## PROBLEM TO SOLVE:
Copy out all lines with the word "本大题共" in them.
━━━━━ TASK INPUTS
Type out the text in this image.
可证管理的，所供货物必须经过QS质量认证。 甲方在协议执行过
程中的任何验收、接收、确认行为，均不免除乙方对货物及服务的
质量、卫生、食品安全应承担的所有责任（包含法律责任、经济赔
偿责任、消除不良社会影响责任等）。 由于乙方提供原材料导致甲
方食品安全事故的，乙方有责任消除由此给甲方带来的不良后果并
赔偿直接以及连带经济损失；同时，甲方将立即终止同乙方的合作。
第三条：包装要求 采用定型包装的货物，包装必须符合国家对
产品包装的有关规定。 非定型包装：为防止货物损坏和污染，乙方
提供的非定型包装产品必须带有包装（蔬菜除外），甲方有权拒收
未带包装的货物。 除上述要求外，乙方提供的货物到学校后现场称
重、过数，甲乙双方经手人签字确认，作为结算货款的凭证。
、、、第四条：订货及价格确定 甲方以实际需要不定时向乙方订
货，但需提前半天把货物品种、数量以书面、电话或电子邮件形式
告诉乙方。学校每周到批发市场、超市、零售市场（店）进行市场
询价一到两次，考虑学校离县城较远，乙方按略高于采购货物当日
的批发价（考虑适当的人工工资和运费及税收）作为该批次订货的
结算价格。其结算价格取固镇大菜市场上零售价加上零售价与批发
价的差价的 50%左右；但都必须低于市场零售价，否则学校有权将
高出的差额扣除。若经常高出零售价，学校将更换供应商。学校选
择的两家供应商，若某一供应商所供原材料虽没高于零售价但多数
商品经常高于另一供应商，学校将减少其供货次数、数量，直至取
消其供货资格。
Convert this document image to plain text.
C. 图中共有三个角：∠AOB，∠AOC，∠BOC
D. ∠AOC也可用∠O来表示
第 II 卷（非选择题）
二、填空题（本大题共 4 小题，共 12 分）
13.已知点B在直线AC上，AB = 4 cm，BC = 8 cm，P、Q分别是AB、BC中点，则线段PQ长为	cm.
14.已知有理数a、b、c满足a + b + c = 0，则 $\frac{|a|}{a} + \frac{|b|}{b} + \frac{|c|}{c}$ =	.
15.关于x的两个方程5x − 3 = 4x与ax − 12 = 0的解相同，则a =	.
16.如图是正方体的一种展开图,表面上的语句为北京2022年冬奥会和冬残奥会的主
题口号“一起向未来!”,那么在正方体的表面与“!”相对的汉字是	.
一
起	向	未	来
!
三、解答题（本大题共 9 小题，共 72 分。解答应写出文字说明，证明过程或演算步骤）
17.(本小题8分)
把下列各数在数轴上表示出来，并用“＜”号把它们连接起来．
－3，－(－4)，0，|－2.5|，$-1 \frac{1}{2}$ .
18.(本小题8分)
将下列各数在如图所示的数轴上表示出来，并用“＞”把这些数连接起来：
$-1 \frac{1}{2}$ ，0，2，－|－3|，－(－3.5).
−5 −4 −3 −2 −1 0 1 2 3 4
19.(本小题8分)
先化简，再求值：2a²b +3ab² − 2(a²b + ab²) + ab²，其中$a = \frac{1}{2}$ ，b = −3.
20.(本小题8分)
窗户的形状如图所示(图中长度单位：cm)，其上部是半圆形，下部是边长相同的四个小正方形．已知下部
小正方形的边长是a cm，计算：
━━━━━━━━━━
## ANSWER TO THIS PROBLEM:
二、填空题（本大题共 4 小题，共 12 分）
三、解答题（本大题共 9 小题，共 72 分。解答应写出文字说明，证明过程或演算步骤）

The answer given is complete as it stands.